Challenge:
Only a number is wanted. Count the lines holding the string "screenshot".

►

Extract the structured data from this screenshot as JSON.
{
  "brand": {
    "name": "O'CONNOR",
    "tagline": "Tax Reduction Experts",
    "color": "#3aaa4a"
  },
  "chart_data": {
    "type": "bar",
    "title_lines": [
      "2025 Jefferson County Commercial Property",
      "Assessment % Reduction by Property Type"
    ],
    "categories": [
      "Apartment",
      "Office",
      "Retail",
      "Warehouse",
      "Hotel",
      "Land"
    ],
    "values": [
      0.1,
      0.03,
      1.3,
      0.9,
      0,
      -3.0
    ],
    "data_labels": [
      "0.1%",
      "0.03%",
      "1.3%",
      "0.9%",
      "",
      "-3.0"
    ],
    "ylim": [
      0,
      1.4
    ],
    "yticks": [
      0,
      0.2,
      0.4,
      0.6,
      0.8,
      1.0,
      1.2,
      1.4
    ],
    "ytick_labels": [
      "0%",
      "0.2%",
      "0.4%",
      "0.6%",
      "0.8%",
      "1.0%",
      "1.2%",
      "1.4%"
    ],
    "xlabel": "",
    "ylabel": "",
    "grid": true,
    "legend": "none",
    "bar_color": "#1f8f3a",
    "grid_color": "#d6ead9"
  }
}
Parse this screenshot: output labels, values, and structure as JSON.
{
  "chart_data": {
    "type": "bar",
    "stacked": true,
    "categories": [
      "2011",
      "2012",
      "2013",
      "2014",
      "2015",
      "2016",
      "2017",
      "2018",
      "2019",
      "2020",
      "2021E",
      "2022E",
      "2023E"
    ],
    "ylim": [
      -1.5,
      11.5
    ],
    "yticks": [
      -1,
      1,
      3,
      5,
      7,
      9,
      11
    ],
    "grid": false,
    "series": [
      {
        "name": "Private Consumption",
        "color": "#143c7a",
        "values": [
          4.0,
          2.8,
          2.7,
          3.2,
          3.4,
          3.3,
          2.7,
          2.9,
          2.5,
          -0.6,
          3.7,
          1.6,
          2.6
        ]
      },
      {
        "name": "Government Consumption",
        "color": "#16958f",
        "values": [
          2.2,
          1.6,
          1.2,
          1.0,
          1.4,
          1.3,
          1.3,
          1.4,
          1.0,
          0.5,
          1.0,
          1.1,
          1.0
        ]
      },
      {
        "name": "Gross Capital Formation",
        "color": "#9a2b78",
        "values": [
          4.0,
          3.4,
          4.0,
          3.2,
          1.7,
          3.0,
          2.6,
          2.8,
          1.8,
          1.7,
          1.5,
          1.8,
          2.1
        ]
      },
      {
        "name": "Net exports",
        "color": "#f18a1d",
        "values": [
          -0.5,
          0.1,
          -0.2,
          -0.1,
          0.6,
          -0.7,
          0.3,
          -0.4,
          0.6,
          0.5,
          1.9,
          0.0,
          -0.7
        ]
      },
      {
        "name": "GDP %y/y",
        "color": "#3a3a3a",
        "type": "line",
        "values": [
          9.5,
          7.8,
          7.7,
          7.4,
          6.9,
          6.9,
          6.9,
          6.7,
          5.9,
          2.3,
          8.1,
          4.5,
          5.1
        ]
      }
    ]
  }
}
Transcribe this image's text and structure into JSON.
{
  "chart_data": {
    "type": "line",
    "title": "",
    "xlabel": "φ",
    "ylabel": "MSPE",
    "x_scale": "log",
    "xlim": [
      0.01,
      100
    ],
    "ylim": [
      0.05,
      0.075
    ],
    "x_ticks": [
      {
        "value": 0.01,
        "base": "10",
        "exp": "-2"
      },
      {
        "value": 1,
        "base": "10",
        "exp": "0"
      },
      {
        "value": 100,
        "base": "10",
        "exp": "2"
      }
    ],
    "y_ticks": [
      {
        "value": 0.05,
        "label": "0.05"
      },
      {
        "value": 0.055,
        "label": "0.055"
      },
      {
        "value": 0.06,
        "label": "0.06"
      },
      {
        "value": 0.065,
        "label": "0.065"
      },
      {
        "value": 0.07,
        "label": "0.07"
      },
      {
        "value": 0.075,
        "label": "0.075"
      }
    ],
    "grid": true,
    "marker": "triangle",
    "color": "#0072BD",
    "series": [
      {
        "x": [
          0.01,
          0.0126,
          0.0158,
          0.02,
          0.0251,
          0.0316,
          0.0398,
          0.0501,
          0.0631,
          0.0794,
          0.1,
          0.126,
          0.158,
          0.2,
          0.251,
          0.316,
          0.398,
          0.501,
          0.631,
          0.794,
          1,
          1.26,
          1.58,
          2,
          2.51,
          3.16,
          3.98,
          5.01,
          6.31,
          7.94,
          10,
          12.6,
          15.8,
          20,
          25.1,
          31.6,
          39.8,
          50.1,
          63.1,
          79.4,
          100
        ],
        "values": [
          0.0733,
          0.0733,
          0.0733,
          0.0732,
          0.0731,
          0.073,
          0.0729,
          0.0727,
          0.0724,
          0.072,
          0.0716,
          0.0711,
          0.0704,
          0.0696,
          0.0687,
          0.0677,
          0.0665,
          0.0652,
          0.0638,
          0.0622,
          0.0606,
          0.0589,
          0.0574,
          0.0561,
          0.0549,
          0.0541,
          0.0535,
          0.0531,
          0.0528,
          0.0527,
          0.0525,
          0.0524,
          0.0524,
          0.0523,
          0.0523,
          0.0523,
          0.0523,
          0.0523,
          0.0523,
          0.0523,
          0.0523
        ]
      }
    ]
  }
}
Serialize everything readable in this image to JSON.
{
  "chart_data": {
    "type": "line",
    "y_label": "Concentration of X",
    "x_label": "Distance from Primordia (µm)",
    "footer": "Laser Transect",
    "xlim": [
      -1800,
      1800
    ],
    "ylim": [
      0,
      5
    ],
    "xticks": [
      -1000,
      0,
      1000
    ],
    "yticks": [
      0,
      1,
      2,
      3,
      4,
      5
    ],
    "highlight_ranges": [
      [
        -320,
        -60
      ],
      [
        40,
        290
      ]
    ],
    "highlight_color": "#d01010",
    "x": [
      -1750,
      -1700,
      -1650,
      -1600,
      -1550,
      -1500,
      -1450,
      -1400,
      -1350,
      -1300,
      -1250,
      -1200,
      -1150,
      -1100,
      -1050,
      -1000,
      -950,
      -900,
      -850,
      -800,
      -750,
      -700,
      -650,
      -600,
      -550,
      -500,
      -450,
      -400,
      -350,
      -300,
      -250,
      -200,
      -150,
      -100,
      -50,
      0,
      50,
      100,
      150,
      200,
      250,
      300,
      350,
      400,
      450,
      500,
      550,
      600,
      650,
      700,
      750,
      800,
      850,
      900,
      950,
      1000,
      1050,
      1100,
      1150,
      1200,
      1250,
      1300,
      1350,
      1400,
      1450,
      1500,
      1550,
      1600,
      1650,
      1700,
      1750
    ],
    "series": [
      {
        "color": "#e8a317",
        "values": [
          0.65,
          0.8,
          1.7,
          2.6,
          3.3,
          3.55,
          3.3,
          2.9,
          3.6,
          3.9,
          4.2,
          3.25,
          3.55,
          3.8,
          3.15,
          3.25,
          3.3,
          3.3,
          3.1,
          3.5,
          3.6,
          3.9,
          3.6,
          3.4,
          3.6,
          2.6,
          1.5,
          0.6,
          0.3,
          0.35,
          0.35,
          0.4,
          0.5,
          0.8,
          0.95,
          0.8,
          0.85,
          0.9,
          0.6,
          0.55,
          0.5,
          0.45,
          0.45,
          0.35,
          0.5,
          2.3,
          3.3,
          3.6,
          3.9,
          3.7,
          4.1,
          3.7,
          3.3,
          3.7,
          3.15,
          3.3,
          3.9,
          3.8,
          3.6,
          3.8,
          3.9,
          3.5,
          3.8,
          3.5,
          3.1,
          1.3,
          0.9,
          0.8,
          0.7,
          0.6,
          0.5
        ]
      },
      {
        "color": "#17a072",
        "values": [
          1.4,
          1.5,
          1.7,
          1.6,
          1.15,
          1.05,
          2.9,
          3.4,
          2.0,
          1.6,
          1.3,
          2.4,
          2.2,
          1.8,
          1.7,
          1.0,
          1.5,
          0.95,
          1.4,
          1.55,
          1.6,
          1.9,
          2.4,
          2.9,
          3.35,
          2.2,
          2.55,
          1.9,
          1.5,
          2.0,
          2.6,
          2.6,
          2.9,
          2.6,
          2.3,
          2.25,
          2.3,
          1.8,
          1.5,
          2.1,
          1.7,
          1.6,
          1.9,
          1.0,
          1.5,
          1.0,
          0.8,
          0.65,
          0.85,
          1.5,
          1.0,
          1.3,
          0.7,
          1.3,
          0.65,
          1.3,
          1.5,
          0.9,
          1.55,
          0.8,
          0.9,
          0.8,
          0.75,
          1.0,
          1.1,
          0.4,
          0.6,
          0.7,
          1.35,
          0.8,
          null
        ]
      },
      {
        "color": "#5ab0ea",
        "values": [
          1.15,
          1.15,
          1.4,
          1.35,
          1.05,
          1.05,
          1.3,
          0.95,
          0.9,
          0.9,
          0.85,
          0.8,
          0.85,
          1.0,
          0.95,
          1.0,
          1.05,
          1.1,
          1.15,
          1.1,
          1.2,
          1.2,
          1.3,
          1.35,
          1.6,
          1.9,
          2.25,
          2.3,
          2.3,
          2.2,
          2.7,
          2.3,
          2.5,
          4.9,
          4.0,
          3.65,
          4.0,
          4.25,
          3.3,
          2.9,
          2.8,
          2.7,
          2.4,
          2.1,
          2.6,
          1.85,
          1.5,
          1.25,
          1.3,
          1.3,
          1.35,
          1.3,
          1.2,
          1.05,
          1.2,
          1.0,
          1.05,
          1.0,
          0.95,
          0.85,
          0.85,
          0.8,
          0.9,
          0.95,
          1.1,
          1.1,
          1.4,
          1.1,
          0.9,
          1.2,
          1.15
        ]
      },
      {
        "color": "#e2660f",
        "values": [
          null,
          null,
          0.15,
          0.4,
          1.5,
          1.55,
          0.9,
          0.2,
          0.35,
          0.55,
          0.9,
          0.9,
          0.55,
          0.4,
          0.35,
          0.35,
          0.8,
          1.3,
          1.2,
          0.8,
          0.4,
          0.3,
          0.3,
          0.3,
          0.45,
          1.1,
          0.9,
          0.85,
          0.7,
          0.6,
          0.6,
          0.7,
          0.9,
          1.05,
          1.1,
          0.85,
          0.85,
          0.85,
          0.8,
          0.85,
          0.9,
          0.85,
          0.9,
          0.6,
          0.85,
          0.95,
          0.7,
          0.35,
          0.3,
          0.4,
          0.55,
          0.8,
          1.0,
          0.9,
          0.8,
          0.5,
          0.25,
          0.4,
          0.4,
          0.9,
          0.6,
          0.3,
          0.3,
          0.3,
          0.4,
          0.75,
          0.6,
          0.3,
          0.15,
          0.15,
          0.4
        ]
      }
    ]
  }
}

◄

Answer below:
2